Given request: Find every line in the records below that holds the word "report", and copy each one.

┏━━

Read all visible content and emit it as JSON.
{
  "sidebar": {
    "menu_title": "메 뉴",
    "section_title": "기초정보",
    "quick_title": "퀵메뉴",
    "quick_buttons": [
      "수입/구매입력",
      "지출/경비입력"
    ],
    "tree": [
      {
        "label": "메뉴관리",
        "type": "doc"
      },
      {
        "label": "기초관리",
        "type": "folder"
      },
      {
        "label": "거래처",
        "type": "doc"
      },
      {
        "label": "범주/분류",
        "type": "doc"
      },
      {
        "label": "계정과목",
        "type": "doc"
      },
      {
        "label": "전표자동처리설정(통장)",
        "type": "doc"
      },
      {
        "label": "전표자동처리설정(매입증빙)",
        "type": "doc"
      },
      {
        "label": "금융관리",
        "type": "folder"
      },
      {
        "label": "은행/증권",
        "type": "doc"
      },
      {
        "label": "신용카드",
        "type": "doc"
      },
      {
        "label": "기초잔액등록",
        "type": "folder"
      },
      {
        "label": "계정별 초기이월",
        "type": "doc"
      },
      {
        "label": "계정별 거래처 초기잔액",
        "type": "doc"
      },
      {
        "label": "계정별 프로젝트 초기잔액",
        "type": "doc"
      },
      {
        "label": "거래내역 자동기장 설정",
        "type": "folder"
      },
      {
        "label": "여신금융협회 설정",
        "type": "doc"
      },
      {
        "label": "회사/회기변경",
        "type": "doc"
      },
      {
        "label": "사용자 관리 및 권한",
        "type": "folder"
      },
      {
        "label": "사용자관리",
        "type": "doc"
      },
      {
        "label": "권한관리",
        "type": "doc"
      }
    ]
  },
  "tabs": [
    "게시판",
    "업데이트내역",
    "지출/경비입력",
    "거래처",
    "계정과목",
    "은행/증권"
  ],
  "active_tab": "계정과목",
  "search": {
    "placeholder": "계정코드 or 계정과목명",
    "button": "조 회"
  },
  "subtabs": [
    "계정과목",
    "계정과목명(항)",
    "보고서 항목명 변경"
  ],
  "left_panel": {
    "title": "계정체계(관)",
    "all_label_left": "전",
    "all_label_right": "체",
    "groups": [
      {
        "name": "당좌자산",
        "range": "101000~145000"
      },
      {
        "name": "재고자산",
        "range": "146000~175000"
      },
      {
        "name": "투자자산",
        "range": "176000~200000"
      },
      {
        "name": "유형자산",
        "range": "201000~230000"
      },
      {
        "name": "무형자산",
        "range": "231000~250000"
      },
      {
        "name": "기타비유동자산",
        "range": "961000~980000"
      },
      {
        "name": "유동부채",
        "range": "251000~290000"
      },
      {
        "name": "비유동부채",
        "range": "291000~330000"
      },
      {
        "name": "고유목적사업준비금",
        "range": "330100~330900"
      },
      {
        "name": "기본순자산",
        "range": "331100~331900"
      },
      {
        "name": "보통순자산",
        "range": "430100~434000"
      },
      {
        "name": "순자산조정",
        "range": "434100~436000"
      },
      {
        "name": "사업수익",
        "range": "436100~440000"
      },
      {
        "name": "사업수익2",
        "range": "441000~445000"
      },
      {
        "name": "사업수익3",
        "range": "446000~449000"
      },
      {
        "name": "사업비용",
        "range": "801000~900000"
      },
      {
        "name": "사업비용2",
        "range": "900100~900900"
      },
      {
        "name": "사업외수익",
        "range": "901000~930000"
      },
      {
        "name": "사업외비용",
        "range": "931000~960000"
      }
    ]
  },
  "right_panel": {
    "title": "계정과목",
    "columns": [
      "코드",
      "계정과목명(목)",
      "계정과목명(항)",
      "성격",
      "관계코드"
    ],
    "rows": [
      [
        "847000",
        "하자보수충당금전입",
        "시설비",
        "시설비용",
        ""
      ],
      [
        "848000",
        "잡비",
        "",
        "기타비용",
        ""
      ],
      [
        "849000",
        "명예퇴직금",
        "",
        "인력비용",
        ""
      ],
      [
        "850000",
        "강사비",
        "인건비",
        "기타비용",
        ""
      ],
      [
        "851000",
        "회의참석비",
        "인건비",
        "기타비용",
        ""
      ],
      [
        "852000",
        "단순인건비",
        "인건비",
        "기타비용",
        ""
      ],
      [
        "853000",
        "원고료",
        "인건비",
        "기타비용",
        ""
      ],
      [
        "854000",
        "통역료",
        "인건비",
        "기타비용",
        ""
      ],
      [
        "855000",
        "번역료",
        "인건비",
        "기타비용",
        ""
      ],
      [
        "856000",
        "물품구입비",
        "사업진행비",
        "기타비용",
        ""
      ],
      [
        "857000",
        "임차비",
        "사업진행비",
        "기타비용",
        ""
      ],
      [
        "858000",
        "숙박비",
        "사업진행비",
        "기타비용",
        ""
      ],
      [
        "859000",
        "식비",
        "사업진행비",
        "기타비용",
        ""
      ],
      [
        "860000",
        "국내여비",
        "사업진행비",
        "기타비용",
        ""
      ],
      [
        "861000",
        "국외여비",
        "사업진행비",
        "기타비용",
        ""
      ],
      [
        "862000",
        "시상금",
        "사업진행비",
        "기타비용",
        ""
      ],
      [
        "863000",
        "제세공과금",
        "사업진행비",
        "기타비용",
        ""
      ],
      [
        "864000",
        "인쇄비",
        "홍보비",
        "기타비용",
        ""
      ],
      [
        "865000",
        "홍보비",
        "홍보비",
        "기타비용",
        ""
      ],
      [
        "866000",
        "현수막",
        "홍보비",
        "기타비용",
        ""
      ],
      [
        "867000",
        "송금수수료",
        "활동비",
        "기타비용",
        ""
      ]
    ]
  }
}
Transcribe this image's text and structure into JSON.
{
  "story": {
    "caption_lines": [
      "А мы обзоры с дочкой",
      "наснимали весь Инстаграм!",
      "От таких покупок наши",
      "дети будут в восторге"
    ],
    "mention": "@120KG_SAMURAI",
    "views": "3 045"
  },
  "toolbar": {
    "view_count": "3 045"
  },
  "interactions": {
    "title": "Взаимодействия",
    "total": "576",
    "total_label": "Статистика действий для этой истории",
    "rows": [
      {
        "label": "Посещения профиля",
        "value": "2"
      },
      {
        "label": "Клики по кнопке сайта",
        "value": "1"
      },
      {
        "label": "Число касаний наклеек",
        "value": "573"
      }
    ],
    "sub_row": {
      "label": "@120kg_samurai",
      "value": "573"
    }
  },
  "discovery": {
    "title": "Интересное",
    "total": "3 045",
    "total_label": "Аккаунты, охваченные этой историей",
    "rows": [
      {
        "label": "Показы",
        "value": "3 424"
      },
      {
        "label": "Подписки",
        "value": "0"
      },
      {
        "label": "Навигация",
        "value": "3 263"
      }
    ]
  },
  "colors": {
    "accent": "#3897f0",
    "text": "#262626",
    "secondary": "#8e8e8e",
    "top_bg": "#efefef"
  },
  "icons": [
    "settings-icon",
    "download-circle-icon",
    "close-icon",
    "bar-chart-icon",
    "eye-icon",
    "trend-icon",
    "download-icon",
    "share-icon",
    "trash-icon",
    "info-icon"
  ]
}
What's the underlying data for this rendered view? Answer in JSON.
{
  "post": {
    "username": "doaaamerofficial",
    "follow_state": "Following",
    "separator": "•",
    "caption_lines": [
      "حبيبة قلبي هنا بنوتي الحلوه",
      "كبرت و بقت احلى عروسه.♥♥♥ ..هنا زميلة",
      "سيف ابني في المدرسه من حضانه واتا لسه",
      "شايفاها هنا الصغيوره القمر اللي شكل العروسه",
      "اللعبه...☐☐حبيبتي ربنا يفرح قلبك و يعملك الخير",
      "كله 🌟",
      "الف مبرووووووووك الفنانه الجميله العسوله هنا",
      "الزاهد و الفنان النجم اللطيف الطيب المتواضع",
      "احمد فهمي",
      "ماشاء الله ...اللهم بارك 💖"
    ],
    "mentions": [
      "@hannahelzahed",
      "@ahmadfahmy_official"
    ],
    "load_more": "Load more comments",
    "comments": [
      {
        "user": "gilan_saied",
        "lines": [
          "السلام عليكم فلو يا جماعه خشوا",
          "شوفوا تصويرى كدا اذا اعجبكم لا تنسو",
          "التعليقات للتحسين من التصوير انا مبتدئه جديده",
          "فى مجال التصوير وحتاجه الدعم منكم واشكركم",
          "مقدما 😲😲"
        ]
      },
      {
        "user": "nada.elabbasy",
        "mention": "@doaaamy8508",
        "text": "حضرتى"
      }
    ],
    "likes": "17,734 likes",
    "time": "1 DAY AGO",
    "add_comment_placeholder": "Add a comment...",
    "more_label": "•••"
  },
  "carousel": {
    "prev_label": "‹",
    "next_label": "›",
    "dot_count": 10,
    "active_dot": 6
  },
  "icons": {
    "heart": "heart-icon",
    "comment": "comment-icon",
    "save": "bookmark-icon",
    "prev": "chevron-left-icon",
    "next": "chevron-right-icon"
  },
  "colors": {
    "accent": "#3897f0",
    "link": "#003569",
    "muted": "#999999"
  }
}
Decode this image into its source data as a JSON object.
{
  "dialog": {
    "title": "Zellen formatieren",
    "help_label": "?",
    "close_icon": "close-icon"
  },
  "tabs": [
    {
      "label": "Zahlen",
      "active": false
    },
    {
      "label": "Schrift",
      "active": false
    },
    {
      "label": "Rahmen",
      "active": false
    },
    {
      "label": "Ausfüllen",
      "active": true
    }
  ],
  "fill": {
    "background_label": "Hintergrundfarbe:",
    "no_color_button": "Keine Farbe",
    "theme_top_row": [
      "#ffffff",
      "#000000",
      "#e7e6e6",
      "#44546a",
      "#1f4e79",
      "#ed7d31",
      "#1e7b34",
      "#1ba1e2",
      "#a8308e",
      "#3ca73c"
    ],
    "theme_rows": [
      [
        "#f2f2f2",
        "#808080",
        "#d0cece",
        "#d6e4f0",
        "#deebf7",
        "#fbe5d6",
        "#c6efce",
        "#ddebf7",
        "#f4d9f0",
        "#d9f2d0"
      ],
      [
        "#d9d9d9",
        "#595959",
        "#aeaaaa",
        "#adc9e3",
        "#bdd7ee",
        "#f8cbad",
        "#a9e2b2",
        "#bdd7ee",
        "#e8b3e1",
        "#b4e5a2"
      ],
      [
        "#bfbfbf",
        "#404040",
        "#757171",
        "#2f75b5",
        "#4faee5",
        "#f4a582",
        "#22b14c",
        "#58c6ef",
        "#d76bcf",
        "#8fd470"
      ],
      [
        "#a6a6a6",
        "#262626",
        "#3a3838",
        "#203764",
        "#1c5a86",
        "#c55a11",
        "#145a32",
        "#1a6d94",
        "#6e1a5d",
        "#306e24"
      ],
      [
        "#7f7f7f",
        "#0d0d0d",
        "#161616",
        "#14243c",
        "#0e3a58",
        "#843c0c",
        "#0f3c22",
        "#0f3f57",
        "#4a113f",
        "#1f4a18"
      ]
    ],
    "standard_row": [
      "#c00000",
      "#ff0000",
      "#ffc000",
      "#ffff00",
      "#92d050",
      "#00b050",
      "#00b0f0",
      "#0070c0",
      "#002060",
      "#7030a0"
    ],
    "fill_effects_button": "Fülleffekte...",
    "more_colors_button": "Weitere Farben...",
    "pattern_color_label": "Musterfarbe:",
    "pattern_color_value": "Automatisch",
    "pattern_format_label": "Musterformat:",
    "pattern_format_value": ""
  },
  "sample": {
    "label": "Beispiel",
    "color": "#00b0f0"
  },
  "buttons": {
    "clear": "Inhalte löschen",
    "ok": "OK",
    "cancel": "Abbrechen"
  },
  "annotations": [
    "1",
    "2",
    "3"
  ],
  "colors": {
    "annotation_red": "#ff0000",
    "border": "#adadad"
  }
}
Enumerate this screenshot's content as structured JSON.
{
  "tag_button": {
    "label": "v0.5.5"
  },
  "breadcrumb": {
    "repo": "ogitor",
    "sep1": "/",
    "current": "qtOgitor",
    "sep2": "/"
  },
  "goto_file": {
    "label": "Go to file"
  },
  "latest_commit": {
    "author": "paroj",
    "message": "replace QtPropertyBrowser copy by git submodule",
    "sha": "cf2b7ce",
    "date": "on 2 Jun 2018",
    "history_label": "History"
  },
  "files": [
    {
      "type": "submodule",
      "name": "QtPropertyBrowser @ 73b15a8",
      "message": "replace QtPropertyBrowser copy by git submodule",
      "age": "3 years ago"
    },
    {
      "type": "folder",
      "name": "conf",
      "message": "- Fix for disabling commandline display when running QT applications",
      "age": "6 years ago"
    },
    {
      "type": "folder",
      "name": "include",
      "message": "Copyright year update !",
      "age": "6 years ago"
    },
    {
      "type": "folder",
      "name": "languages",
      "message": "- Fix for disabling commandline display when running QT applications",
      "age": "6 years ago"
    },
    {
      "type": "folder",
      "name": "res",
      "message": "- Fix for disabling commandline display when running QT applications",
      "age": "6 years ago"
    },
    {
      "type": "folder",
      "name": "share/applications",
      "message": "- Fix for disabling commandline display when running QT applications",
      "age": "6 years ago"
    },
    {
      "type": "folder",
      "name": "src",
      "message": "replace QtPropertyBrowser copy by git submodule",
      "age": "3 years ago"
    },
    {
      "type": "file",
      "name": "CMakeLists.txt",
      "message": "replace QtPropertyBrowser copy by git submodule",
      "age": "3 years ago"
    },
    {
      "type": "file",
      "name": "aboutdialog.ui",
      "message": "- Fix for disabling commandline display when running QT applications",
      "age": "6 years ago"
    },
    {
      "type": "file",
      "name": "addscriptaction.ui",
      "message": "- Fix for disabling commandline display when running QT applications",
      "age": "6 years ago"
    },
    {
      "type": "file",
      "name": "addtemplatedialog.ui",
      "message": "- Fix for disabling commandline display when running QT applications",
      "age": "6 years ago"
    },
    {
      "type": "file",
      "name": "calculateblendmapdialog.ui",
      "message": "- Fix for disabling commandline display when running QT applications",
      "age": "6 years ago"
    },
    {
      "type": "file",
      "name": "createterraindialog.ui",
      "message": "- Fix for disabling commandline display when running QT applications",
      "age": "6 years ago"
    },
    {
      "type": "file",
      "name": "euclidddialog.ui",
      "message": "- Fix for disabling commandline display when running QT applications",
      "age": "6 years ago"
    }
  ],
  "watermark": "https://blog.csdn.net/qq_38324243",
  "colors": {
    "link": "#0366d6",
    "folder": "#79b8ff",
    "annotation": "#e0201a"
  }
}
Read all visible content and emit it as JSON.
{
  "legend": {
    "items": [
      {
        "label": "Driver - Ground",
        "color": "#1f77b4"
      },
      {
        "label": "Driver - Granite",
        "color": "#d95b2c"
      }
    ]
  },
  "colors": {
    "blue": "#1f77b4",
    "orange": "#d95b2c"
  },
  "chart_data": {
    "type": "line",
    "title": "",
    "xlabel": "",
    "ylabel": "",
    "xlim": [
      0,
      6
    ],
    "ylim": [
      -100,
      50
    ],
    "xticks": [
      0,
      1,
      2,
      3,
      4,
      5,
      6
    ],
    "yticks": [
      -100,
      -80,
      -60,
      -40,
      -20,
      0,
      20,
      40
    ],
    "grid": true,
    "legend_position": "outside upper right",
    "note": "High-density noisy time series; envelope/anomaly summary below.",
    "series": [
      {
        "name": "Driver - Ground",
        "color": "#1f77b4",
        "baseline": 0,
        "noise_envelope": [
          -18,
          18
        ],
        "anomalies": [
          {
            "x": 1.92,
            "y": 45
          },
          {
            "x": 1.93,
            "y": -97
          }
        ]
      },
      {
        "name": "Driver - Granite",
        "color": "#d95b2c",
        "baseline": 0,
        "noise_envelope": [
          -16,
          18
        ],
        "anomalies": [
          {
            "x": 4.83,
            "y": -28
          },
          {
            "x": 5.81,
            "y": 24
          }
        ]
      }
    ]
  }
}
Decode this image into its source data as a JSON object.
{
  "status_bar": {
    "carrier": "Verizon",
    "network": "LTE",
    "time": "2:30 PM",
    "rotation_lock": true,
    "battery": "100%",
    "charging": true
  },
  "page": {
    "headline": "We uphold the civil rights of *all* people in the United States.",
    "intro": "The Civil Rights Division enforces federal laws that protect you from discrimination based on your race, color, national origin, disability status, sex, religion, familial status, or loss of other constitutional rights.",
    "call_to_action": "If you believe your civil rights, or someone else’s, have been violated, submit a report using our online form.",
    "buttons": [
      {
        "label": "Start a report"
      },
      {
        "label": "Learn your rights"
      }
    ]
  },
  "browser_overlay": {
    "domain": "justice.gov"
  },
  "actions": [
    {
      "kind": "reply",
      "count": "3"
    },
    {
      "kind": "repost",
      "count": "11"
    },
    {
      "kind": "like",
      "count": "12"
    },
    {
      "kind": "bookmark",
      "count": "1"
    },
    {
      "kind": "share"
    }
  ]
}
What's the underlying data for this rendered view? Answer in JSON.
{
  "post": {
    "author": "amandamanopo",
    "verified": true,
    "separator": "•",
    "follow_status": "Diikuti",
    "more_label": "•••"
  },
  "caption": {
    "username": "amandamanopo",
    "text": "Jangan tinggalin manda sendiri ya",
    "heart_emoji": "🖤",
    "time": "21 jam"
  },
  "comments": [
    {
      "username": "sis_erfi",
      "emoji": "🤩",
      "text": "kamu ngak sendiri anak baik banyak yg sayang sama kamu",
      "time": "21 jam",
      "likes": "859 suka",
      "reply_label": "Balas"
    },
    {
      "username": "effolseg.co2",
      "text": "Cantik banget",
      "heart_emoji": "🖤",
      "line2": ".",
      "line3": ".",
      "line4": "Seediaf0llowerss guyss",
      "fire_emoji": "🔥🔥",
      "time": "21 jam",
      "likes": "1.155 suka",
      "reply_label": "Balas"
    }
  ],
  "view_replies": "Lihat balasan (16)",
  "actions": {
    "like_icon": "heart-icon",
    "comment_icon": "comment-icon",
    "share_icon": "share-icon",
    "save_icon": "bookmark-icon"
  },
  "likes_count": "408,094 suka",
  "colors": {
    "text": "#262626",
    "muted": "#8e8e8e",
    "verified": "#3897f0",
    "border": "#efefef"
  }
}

┗━━

Answer below:
    "call_to_action": "If you believe your civil rights, or someone else’s, have been violated, submit a report using our online form.",
        "label": "Start a report"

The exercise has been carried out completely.